Problem statement: Below are some entries. Copy each line that holds the string "strengths".
==*==
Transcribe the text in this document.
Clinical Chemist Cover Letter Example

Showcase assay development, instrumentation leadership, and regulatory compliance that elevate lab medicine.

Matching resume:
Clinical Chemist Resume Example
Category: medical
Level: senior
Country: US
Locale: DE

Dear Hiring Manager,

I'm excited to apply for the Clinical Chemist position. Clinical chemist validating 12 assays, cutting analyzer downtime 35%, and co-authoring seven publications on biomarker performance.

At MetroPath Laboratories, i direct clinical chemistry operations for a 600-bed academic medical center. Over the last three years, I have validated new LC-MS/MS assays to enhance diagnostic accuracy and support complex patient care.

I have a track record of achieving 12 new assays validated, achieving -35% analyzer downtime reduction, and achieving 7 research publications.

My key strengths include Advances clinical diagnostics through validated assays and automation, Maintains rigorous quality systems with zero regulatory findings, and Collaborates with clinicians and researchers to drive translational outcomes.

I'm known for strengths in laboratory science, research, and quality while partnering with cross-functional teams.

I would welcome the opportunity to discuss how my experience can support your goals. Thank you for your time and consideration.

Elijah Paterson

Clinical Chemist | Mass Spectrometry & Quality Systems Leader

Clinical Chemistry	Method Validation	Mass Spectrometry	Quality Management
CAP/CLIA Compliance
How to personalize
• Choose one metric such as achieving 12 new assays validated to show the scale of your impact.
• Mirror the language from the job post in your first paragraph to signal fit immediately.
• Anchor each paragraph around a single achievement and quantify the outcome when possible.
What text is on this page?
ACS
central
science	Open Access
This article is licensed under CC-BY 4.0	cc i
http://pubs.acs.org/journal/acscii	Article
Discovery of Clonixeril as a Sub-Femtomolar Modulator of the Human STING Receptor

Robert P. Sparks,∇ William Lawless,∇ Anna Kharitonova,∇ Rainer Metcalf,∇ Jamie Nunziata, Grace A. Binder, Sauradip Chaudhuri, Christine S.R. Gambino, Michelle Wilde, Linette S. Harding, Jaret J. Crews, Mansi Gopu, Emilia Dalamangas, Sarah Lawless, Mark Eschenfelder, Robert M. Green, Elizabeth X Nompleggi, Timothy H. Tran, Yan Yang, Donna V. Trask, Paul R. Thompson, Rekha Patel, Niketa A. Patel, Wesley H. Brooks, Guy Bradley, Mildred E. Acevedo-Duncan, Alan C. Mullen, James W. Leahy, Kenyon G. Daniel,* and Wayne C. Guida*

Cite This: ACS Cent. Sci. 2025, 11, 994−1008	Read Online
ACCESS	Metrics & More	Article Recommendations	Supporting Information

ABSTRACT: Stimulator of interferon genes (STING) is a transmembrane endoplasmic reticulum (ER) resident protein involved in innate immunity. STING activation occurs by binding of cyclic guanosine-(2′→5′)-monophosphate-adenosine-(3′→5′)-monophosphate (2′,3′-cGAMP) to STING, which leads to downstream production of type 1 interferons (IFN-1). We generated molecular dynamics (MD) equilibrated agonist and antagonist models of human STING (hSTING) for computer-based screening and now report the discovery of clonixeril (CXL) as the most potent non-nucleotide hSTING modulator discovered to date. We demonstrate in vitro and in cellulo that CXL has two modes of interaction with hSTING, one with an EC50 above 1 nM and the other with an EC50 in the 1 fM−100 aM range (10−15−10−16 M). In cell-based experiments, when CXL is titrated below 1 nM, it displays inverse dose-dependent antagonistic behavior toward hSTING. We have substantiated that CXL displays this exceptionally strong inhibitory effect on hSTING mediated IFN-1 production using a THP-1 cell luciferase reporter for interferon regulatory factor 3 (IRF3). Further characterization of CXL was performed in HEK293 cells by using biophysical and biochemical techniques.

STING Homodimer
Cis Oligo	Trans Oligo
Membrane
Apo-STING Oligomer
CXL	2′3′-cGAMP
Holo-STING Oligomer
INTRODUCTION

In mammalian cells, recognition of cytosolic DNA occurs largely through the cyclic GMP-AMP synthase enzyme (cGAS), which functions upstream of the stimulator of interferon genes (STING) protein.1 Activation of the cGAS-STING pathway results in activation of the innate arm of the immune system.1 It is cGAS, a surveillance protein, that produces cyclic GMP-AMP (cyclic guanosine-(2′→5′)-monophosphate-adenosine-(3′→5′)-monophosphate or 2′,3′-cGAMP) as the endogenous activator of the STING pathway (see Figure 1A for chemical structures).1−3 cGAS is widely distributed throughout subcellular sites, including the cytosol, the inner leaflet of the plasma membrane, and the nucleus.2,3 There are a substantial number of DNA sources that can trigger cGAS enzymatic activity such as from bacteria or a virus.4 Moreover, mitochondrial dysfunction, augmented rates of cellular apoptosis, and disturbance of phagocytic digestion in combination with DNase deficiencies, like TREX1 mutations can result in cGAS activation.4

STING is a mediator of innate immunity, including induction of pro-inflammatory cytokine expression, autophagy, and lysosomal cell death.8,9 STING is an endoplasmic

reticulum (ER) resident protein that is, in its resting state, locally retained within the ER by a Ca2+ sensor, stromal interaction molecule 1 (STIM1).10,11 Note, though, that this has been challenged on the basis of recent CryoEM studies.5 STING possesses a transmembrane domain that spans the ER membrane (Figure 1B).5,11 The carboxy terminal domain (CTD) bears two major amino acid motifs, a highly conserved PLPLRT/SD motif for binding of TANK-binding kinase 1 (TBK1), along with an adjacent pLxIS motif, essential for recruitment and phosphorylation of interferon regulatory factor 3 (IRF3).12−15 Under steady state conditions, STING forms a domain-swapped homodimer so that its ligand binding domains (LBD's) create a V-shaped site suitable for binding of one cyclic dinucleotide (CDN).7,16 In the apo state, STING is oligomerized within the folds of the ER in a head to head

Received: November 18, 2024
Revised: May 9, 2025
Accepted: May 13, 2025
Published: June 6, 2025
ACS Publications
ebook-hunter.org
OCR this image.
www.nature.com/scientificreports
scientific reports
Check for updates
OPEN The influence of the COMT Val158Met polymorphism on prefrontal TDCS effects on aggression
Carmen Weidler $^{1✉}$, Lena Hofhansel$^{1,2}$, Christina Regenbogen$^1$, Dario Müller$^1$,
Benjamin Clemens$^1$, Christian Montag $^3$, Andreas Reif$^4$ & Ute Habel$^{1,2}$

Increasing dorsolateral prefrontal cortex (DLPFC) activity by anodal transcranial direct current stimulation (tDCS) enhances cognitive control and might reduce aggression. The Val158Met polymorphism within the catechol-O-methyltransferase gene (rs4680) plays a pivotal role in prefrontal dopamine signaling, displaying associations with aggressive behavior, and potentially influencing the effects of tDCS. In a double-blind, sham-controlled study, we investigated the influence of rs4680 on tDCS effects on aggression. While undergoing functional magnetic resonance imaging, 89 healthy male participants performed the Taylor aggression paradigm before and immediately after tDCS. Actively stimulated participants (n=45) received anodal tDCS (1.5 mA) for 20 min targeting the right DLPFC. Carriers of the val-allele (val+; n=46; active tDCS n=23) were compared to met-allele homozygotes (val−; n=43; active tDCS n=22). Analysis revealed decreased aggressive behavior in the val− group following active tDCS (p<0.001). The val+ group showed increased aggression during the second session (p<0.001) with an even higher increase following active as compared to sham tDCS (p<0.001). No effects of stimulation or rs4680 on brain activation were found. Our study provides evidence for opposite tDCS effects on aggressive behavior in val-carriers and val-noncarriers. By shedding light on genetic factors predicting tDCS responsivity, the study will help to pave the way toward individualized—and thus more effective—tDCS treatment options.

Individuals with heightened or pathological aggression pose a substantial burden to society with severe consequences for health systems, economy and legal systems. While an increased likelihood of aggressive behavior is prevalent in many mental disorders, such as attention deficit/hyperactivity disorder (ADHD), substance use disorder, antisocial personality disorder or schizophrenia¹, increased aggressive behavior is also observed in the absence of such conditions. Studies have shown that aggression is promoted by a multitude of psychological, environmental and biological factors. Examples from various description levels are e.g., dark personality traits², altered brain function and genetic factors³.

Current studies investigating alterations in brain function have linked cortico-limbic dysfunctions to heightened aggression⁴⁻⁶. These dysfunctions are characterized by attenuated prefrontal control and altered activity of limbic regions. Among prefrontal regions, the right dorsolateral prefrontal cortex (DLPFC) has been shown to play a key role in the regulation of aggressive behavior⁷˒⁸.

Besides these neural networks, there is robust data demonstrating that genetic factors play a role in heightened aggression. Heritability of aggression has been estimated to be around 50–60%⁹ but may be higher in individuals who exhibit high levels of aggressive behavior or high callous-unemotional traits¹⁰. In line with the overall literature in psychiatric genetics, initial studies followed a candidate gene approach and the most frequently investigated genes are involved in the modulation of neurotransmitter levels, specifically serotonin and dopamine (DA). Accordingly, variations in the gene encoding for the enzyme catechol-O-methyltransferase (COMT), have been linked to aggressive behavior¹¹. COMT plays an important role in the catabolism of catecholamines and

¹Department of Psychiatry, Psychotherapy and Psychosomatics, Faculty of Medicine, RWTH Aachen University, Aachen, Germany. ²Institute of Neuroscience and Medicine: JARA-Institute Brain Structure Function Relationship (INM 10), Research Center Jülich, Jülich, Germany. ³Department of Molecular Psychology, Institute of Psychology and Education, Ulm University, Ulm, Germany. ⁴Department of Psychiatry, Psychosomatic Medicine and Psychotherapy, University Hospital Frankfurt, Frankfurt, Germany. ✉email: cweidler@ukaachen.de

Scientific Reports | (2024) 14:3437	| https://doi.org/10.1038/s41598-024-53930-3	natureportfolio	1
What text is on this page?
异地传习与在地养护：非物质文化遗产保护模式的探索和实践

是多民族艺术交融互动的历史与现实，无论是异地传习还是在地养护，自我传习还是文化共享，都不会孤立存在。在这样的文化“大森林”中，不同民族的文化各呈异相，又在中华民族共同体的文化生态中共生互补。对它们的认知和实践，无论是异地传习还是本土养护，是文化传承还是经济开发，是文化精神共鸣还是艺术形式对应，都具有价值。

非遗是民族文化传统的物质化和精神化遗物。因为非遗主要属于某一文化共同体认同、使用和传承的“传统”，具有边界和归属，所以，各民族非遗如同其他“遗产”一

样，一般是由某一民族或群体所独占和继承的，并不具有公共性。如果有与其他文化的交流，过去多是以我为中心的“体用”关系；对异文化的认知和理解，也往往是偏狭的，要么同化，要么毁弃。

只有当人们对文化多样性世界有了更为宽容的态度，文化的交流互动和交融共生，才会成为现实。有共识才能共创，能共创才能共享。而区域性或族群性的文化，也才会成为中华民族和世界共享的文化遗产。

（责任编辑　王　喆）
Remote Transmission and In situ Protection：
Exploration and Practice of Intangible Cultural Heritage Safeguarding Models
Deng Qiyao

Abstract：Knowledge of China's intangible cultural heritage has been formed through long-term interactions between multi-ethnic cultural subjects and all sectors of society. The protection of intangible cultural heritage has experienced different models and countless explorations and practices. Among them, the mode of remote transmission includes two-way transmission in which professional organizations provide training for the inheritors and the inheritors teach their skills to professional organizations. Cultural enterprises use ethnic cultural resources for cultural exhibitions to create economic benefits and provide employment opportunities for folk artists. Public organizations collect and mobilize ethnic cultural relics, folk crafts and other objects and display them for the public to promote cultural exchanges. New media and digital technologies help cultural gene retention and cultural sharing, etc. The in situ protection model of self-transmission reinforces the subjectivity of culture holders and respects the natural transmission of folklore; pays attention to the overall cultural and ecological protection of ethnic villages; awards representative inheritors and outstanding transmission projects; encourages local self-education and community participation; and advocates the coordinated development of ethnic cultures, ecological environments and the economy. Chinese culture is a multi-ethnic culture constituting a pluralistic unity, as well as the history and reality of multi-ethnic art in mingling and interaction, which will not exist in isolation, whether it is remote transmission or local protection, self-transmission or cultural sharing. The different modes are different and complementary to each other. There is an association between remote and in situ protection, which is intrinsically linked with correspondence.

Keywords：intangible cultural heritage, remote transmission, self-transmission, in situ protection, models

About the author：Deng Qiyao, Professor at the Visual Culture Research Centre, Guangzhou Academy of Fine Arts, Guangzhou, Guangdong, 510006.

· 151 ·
==*==
The completed task:
My key strengths include Advances clinical diagnostics through validated assays and automation, Maintains rigorous quality systems with zero regulatory findings, and Collaborates with clinicians and researchers to drive translational outcomes.
I'm known for strengths in laboratory science, research, and quality while partnering with cross-functional teams.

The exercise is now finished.